Exact reproduction of the data is required, with images excluded.

==== TASK DATA

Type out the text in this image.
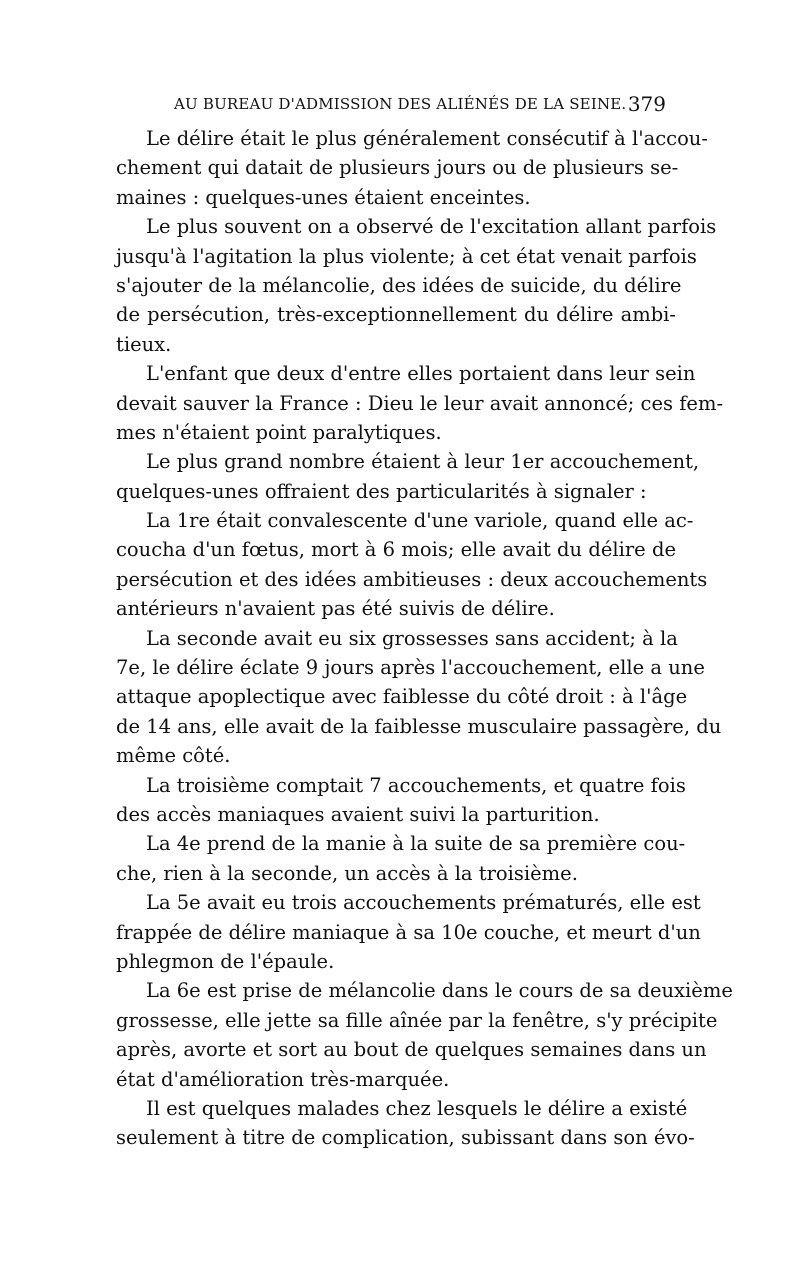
AU BUREAU D'ADMISSION DES ALIÉNÉS DE LA SEINE. 379
Le délire était le plus généralement consécutif à l'accou-
chement qui datait de plusieurs jours ou de plusieurs se-
maines : quelques-unes étaient enceintes.
Le plus souvent on a observé de l'excitation allant parfois
jusqu'à l'agitation la plus violente; à cet état venait parfois
s'ajouter de la mélancolie, des idées de suicide, du délire
de persécution, très-exceptionnellement du délire ambi-
tieux.
L'enfant que deux d'entre elles portaient dans leur sein
devait sauver la France : Dieu le leur avait annoncé; ces fem-
mes n'étaient point paralytiques.
Le plus grand nombre étaient à leur 1er accouchement,
quelques-unes offraient des particularités à signaler :
La 1re était convalescente d'une variole, quand elle ac-
coucha d'un fœtus, mort à 6 mois; elle avait du délire de
persécution et des idées ambitieuses : deux accouchements
antérieurs n'avaient pas été suivis de délire.
La seconde avait eu six grossesses sans accident; à la
7e, le délire éclate 9 jours après l'accouchement, elle a une
attaque apoplectique avec faiblesse du côté droit : à l'âge
de 14 ans, elle avait de la faiblesse musculaire passagère, du
même côté.
La troisième comptait 7 accouchements, et quatre fois
des accès maniaques avaient suivi la parturition.
La 4e prend de la manie à la suite de sa première cou-
che, rien à la seconde, un accès à la troisième.
La 5e avait eu trois accouchements prématurés, elle est
frappée de délire maniaque à sa 10e couche, et meurt d'un
phlegmon de l'épaule.
La 6e est prise de mélancolie dans le cours de sa deuxième
grossesse, elle jette sa fille aînée par la fenêtre, s'y précipite
après, avorte et sort au bout de quelques semaines dans un
état d'amélioration très-marquée.
Il est quelques malades chez lesquels le délire a existé
seulement à titre de complication, subissant dans son évo-
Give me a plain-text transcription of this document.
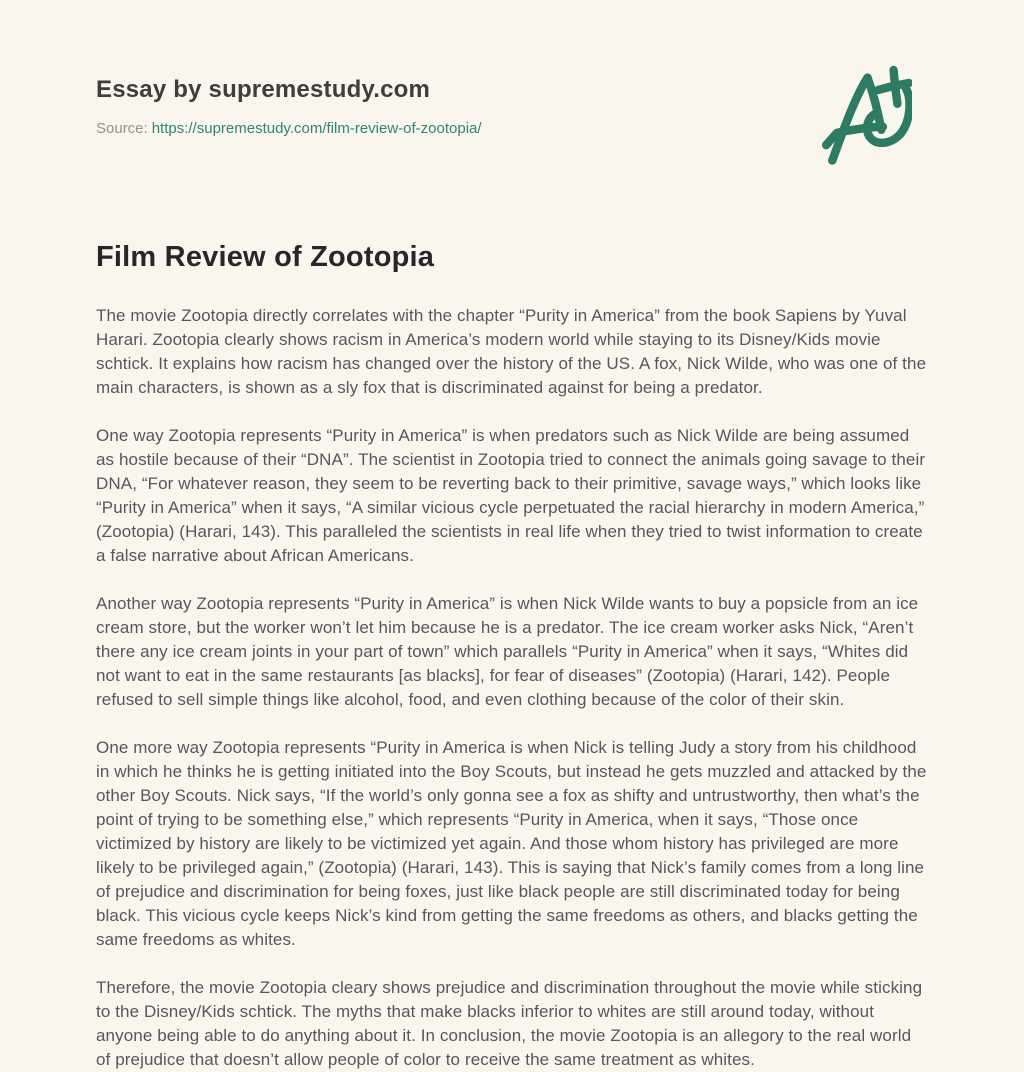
Essay by supremestudy.com
Source: https://supremestudy.com/film-review-of-zootopia/
Film Review of Zootopia

The movie Zootopia directly correlates with the chapter “Purity in America” from the book Sapiens by Yuval Harari. Zootopia clearly shows racism in America’s modern world while staying to its Disney/Kids movie schtick. It explains how racism has changed over the history of the US. A fox, Nick Wilde, who was one of the main characters, is shown as a sly fox that is discriminated against for being a predator.

One way Zootopia represents “Purity in America” is when predators such as Nick Wilde are being assumed as hostile because of their “DNA”. The scientist in Zootopia tried to connect the animals going savage to their DNA, “For whatever reason, they seem to be reverting back to their primitive, savage ways,” which looks like “Purity in America” when it says, “A similar vicious cycle perpetuated the racial hierarchy in modern America,” (Zootopia) (Harari, 143). This paralleled the scientists in real life when they tried to twist information to create a false narrative about African Americans.

Another way Zootopia represents “Purity in America” is when Nick Wilde wants to buy a popsicle from an ice cream store, but the worker won’t let him because he is a predator. The ice cream worker asks Nick, “Aren’t there any ice cream joints in your part of town” which parallels “Purity in America” when it says, “Whites did not want to eat in the same restaurants [as blacks], for fear of diseases” (Zootopia) (Harari, 142). People refused to sell simple things like alcohol, food, and even clothing because of the color of their skin.

One more way Zootopia represents “Purity in America is when Nick is telling Judy a story from his childhood in which he thinks he is getting initiated into the Boy Scouts, but instead he gets muzzled and attacked by the other Boy Scouts. Nick says, “If the world’s only gonna see a fox as shifty and untrustworthy, then what’s the point of trying to be something else,” which represents “Purity in America, when it says, “Those once victimized by history are likely to be victimized yet again. And those whom history has privileged are more likely to be privileged again,” (Zootopia) (Harari, 143). This is saying that Nick’s family comes from a long line of prejudice and discrimination for being foxes, just like black people are still discriminated today for being black. This vicious cycle keeps Nick’s kind from getting the same freedoms as others, and blacks getting the same freedoms as whites.

Therefore, the movie Zootopia cleary shows prejudice and discrimination throughout the movie while sticking to the Disney/Kids schtick. The myths that make blacks inferior to whites are still around today, without anyone being able to do anything about it. In conclusion, the movie Zootopia is an allegory to the real world of prejudice that doesn’t allow people of color to receive the same treatment as whites.
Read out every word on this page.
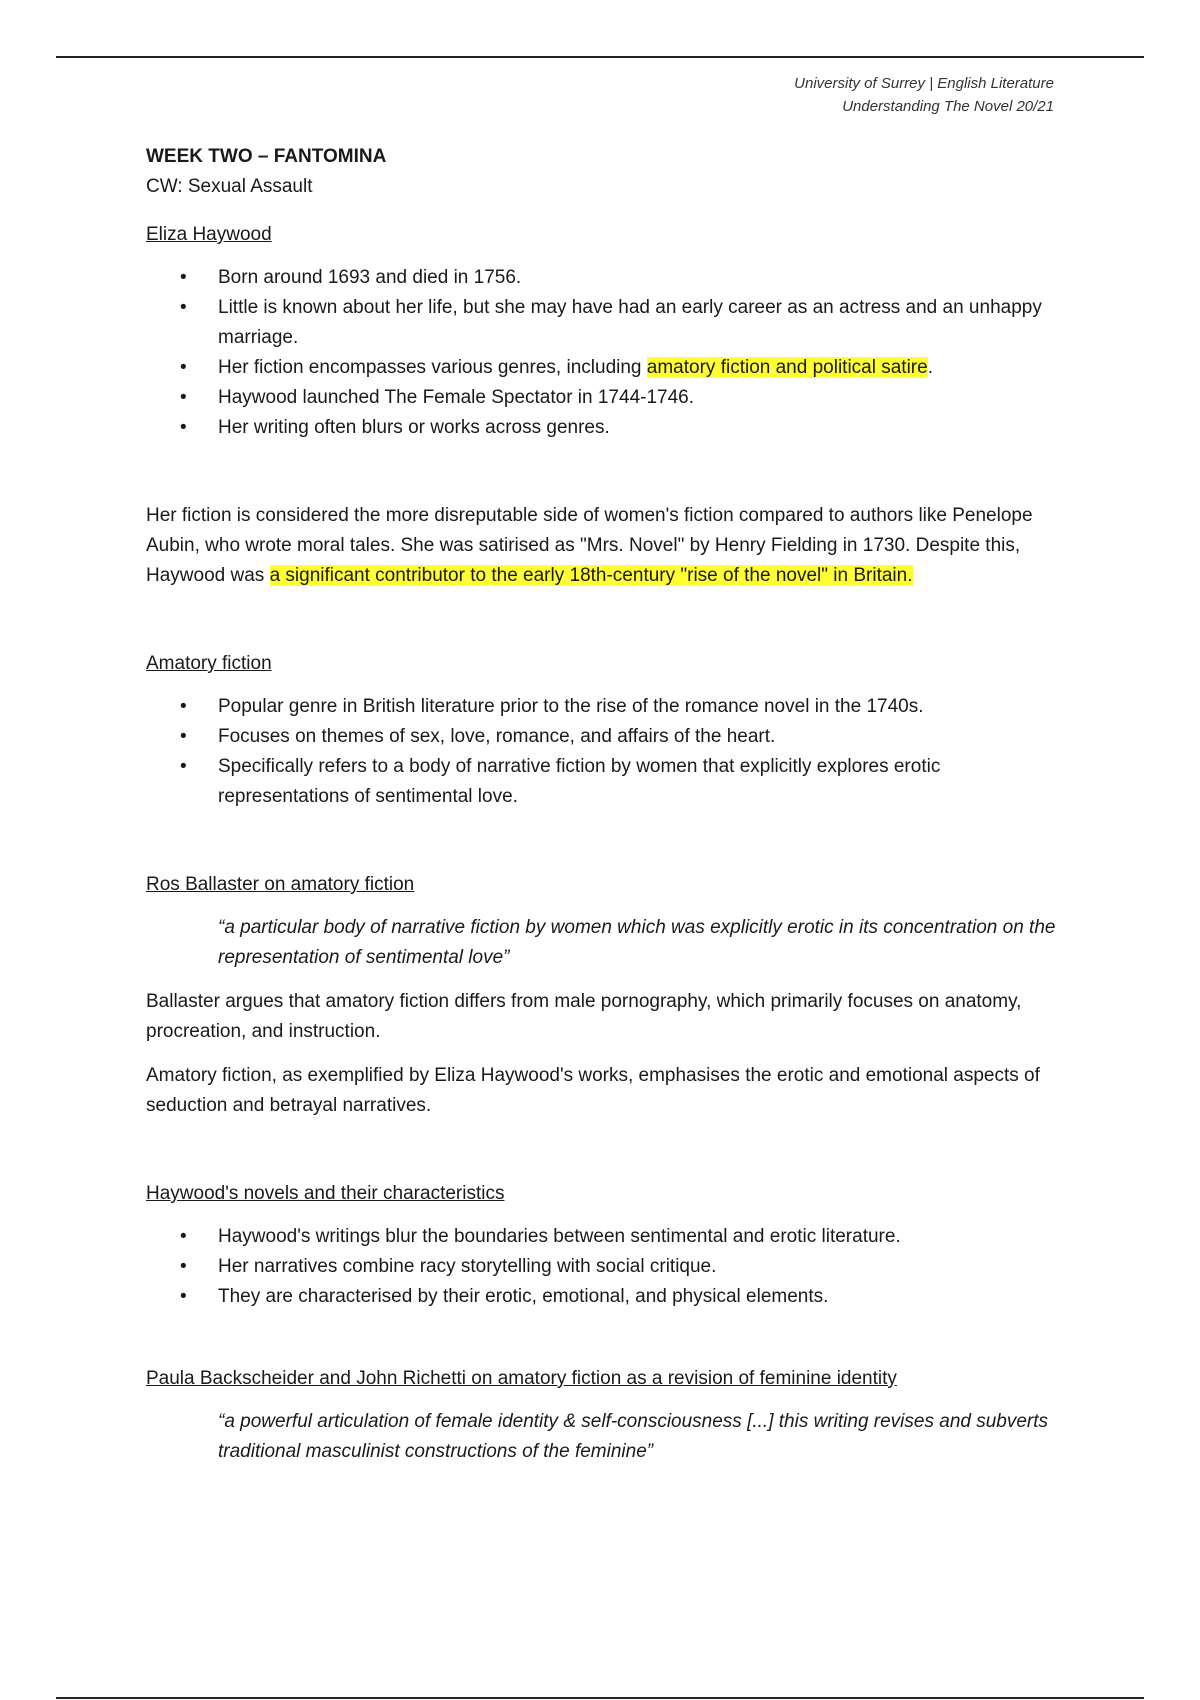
University of Surrey | English Literature
Understanding The Novel 20/21
WEEK TWO – FANTOMINA

CW: Sexual Assault

Eliza Haywood
• Born around 1693 and died in 1756.
• Little is known about her life, but she may have had an early career as an actress and an unhappy marriage.
• Her fiction encompasses various genres, including amatory fiction and political satire.
• Haywood launched The Female Spectator in 1744-1746.
• Her writing often blurs or works across genres.

Her fiction is considered the more disreputable side of women's fiction compared to authors like Penelope Aubin, who wrote moral tales. She was satirised as "Mrs. Novel" by Henry Fielding in 1730. Despite this, Haywood was a significant contributor to the early 18th-century "rise of the novel" in Britain.

Amatory fiction
• Popular genre in British literature prior to the rise of the romance novel in the 1740s.
• Focuses on themes of sex, love, romance, and affairs of the heart.
• Specifically refers to a body of narrative fiction by women that explicitly explores erotic representations of sentimental love.
Ros Ballaster on amatory fiction
“a particular body of narrative fiction by women which was explicitly erotic in its concentration on the representation of sentimental love”

Ballaster argues that amatory fiction differs from male pornography, which primarily focuses on anatomy, procreation, and instruction.

Amatory fiction, as exemplified by Eliza Haywood's works, emphasises the erotic and emotional aspects of seduction and betrayal narratives.

Haywood's novels and their characteristics
• Haywood's writings blur the boundaries between sentimental and erotic literature.
• Her narratives combine racy storytelling with social critique.
• They are characterised by their erotic, emotional, and physical elements.
Paula Backscheider and John Richetti on amatory fiction as a revision of feminine identity
“a powerful articulation of female identity & self-consciousness [...] this writing revises and subverts traditional masculinist constructions of the feminine”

========

THE RESULT ::
Type out the text in this image.
AU BUREAU D'ADMISSION DES ALIÉNÉS DE LA SEINE. 379
Le délire était le plus généralement consécutif à l'accou-
chement qui datait de plusieurs jours ou de plusieurs se-
maines : quelques-unes étaient enceintes.
Le plus souvent on a observé de l'excitation allant parfois
jusqu'à l'agitation la plus violente; à cet état venait parfois
s'ajouter de la mélancolie, des idées de suicide, du délire
de persécution, très-exceptionnellement du délire ambi-
tieux.
L'enfant que deux d'entre elles portaient dans leur sein
devait sauver la France : Dieu le leur avait annoncé; ces fem-
mes n'étaient point paralytiques.
Le plus grand nombre étaient à leur 1er accouchement,
quelques-unes offraient des particularités à signaler :
La 1re était convalescente d'une variole, quand elle ac-
coucha d'un fœtus, mort à 6 mois; elle avait du délire de
persécution et des idées ambitieuses : deux accouchements
antérieurs n'avaient pas été suivis de délire.
La seconde avait eu six grossesses sans accident; à la
7e, le délire éclate 9 jours après l'accouchement, elle a une
attaque apoplectique avec faiblesse du côté droit : à l'âge
de 14 ans, elle avait de la faiblesse musculaire passagère, du
même côté.
La troisième comptait 7 accouchements, et quatre fois
des accès maniaques avaient suivi la parturition.
La 4e prend de la manie à la suite de sa première cou-
che, rien à la seconde, un accès à la troisième.
La 5e avait eu trois accouchements prématurés, elle est
frappée de délire maniaque à sa 10e couche, et meurt d'un
phlegmon de l'épaule.
La 6e est prise de mélancolie dans le cours de sa deuxième
grossesse, elle jette sa fille aînée par la fenêtre, s'y précipite
après, avorte et sort au bout de quelques semaines dans un
état d'amélioration très-marquée.
Il est quelques malades chez lesquels le délire a existé
seulement à titre de complication, subissant dans son évo-
Give me a plain-text transcription of this document.
Essay by supremestudy.com
Source: https://supremestudy.com/film-review-of-zootopia/
Film Review of Zootopia

The movie Zootopia directly correlates with the chapter “Purity in America” from the book Sapiens by Yuval Harari. Zootopia clearly shows racism in America’s modern world while staying to its Disney/Kids movie schtick. It explains how racism has changed over the history of the US. A fox, Nick Wilde, who was one of the main characters, is shown as a sly fox that is discriminated against for being a predator.

One way Zootopia represents “Purity in America” is when predators such as Nick Wilde are being assumed as hostile because of their “DNA”. The scientist in Zootopia tried to connect the animals going savage to their DNA, “For whatever reason, they seem to be reverting back to their primitive, savage ways,” which looks like “Purity in America” when it says, “A similar vicious cycle perpetuated the racial hierarchy in modern America,” (Zootopia) (Harari, 143). This paralleled the scientists in real life when they tried to twist information to create a false narrative about African Americans.

Another way Zootopia represents “Purity in America” is when Nick Wilde wants to buy a popsicle from an ice cream store, but the worker won’t let him because he is a predator. The ice cream worker asks Nick, “Aren’t there any ice cream joints in your part of town” which parallels “Purity in America” when it says, “Whites did not want to eat in the same restaurants [as blacks], for fear of diseases” (Zootopia) (Harari, 142). People refused to sell simple things like alcohol, food, and even clothing because of the color of their skin.

One more way Zootopia represents “Purity in America is when Nick is telling Judy a story from his childhood in which he thinks he is getting initiated into the Boy Scouts, but instead he gets muzzled and attacked by the other Boy Scouts. Nick says, “If the world’s only gonna see a fox as shifty and untrustworthy, then what’s the point of trying to be something else,” which represents “Purity in America, when it says, “Those once victimized by history are likely to be victimized yet again. And those whom history has privileged are more likely to be privileged again,” (Zootopia) (Harari, 143). This is saying that Nick’s family comes from a long line of prejudice and discrimination for being foxes, just like black people are still discriminated today for being black. This vicious cycle keeps Nick’s kind from getting the same freedoms as others, and blacks getting the same freedoms as whites.

Therefore, the movie Zootopia cleary shows prejudice and discrimination throughout the movie while sticking to the Disney/Kids schtick. The myths that make blacks inferior to whites are still around today, without anyone being able to do anything about it. In conclusion, the movie Zootopia is an allegory to the real world of prejudice that doesn’t allow people of color to receive the same treatment as whites.
Read out every word on this page.
University of Surrey | English Literature
Understanding The Novel 20/21
WEEK TWO – FANTOMINA

CW: Sexual Assault

Eliza Haywood
• Born around 1693 and died in 1756.
• Little is known about her life, but she may have had an early career as an actress and an unhappy marriage.
• Her fiction encompasses various genres, including amatory fiction and political satire.
• Haywood launched The Female Spectator in 1744-1746.
• Her writing often blurs or works across genres.

Her fiction is considered the more disreputable side of women's fiction compared to authors like Penelope Aubin, who wrote moral tales. She was satirised as "Mrs. Novel" by Henry Fielding in 1730. Despite this, Haywood was a significant contributor to the early 18th-century "rise of the novel" in Britain.

Amatory fiction
• Popular genre in British literature prior to the rise of the romance novel in the 1740s.
• Focuses on themes of sex, love, romance, and affairs of the heart.
• Specifically refers to a body of narrative fiction by women that explicitly explores erotic representations of sentimental love.
Ros Ballaster on amatory fiction
“a particular body of narrative fiction by women which was explicitly erotic in its concentration on the representation of sentimental love”

Ballaster argues that amatory fiction differs from male pornography, which primarily focuses on anatomy, procreation, and instruction.

Amatory fiction, as exemplified by Eliza Haywood's works, emphasises the erotic and emotional aspects of seduction and betrayal narratives.

Haywood's novels and their characteristics
• Haywood's writings blur the boundaries between sentimental and erotic literature.
• Her narratives combine racy storytelling with social critique.
• They are characterised by their erotic, emotional, and physical elements.
Paula Backscheider and John Richetti on amatory fiction as a revision of feminine identity
“a powerful articulation of female identity & self-consciousness [...] this writing revises and subverts traditional masculinist constructions of the feminine”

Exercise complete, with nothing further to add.